ZITIERTER TEXT.

'''

Die Lieferkette deutscher Unternehmen soll sozialer und ökologischer werden. Um das zu erreichen, ist in Deutschland am 1. Januar dieses Jahres das Lieferkettensorgfaltspflichtengesetz (LkSG) in Kraft getreten. Es verpflichtet deutsche Unternehmen zur Kontrolle und Umsetzung entsprechender Mindeststandards entlang ihrer kompletten Lieferkette. Juliette Witte, Senior Consultant bei Mazars, berät die Unternehmen aktiv bei der Implementierung der neuen Regelungen. Ein Interview über erste Erfahrungen mit dem Gesetz.
Das LkSG hat zweifellos positive Zielsetzungen, doch stellt es auch hohe Anforderungen an die Unternehmen. Wie bewerten Sie den Aufwand, den die berichtspflichtigen Unternehmen betreiben müssen?
Juliette Witte: Der Umfang des Aufwands und die damit einhergehenden innerbetrieblichen Maßnahmen hängen stark von der Unternehmensgröße und den Branchen ab, in denen die Unternehmen tätig sind. In der Regel haben produzierende Unternehmen umfangreichere und verzweigtere Lieferketten als beispielsweise Dienstleistungsunternehmen. Entsprechend aufwendiger ist es für die Industrie, den Reporting-Verpflichtungen nachzukommen.
Wie sollten sich die Unternehmen intern aufstellen, um den Herausforderungen gerecht zu werden?
Es empfiehlt sich in jedem Fall eine/n LkSG-Beauftragte/n zu benennen, der/die die gesetzlichen Regelungen und die entsprechenden Vorkehrungen und Prozesse im Unternehmen im Blick behält und koordiniert. Je nach Unternehmensgröße und Umfang der Lieferkette kann es sogar sinnvoll sein, ein kleines Team mit der Aufgabe zu betreuen. Mit der Benennung dieser Expert*innen ist es aber nicht getan, denn das LkSG-Reporting ist eine unternehmensübergreifende Aufgabe und erfordert die Zusammenarbeit diverser Abteilungen. Die Zusammenarbeit ist essenziell und muss gezielt gefördert werden.
Spielen Wirtschaftsprüfer*innen hierbei auch eine Rolle?
Zumindest eine indirekte. So verpflichtet das LkSG die Unternehmen, dem Bundesamt für Wirtschaft und Ausfuhrkontrolle (BAFA) einen Bericht vorzulegen, der die Sorgfaltspflicht entlang der Lieferkette dokumentiert. Wie bereits an anderer Stelle im Wirtschaftsprüfungs-Blog gezeigt, lassen sich zwischen dem BAFA-Reporting und der Berichterstattung im Rahmen der Corporate Sustainability Reporting Directive (CSRD) deutliche Synergien erzielen: Rund 20 Prozent der BAFA-Fragen können mit Inhalten aus der CSRD-Berichterstattung beantwortet werden, bei einem weiteren Drittel der Fragen können die Inhalte teilweise genutzt werden. Anders als beim LkSG-Reporting werden Wirtschaftsprüfer*innen ab 2025 die CSRD-Nachhaltigkeitserklärungen prüfen.
Trotz der Synergien hört sich das alles nach einem großen bürokratischen Aufwand an – drohen deutschen Unternehmen hierdurch Wettbewerbsnachteile?

'''

DATENAUSZÜGE.
'''

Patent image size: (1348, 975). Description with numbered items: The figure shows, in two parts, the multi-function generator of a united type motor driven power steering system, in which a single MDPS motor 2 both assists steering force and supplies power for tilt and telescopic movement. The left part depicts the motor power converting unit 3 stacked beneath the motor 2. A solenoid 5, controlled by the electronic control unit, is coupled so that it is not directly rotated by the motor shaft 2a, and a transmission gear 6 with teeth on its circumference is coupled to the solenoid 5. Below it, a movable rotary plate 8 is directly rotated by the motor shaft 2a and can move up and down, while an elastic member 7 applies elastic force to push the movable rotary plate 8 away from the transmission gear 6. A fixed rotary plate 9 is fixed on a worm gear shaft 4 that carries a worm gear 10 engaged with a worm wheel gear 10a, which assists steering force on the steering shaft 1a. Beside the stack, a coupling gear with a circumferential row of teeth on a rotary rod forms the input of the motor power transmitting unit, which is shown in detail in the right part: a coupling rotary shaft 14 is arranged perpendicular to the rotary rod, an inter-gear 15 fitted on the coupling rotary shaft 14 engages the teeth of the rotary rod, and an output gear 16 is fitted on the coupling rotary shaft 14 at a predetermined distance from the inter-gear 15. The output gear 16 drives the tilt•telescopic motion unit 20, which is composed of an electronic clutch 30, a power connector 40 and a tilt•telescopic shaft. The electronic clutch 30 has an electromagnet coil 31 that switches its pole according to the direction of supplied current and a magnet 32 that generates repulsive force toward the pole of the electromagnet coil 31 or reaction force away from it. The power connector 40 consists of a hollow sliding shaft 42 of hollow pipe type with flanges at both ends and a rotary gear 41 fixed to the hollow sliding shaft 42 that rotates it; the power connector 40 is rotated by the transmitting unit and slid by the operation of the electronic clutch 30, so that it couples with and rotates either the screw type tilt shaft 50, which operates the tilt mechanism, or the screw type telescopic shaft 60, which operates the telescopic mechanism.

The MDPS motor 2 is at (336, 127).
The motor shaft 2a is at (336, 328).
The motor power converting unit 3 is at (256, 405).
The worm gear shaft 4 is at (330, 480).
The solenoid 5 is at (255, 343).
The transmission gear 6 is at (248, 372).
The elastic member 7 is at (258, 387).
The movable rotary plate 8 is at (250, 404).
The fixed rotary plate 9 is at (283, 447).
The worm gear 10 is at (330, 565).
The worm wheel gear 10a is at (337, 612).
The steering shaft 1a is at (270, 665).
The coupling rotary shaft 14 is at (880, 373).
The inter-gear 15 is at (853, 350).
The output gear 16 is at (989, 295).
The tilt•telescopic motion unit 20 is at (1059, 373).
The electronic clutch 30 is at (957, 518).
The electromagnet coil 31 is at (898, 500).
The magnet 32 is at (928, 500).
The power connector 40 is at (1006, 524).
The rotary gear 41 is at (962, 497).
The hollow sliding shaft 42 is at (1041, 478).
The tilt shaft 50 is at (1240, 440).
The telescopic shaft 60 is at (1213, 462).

'''

AUFGABE. Nimm das Interview zum Lieferkettensorgfaltspflichtengesetz nach seinem letzten Satz wieder auf und führe es weiter.

RICHTIGE ANTWORT.
Auch wenn die Einrichtung der neuen Strukturen den Unternehmen zu Beginn einiges abverlangt, können sich langfristig sogar Wettbewerbsvorteile daraus ergeben. So erwarten Kund*innen aber auch die Stakeholder allgemein verstärkt, dass die Unternehmen ökologisch und sozial nachhaltig wirtschaften. Kund*innen berücksichtigen das bei ihren Kaufentscheidungen, Investor*innen bei ihren Anlagestrategien und potenzielle Mitarbeiter*innen bei ihren Bewerbungen. Transparente Lieferketten bedeuten oft aber auch resiliente Lieferketten. Wie wichtig eine zuverlässige Supply Chain ist, haben die Krisen der vergangenen Jahre deutlich gezeigt. Zudem ist eine ähnliche Regelung zur Kontrolle der Lieferkette auch auf europäischer Ebene geplant – deutsche Unternehmen dürften hier durch die frühzeitige Hinterlegung der notwendigen Prozesse im Rahmen des LkSG einen Vorteil haben.
Reality Check: Lassen sich internationale Zulieferer kontrollieren?
Das globale System der Zulieferer und Sub-Zulieferer ist komplex und in manchen Branchen selbst für Expert*innen kaum zu überblicken. Wie realistisch ist vor diesem Hintergrund eine umfassende Kontrolle der Lieferkette?
Tatsächlich verlangt es den Unternehmen in einem ersten Schritt einiges ab, die bestehenden Zulieferer entsprechend der LkSG-Kriterien zu prüfen. Sind die nachhaltigen Standards aber erst mal etabliert und auch entsprechende Produktsiegel vergeben, reduziert sich der Aufwand. Dazu tragen auch digitale Tools bei, die Veränderungen bei den Lieferanten monitoren. So erhalten die Unternehmen teilweise eine automatische Benachrichtigung, wenn ein Zulieferer bestimmte Vorgaben nicht mehr erfüllt. Auf diese Weise wird nicht nur die Dokumentationsgrundlage gewährleistet, sondern auch der Arbeitsaufwand reduziert.
Haben die internationalen Zulieferer Verständnis für die Kontrollwünsche ihrer Prozesse durch deutsche Unternehmen?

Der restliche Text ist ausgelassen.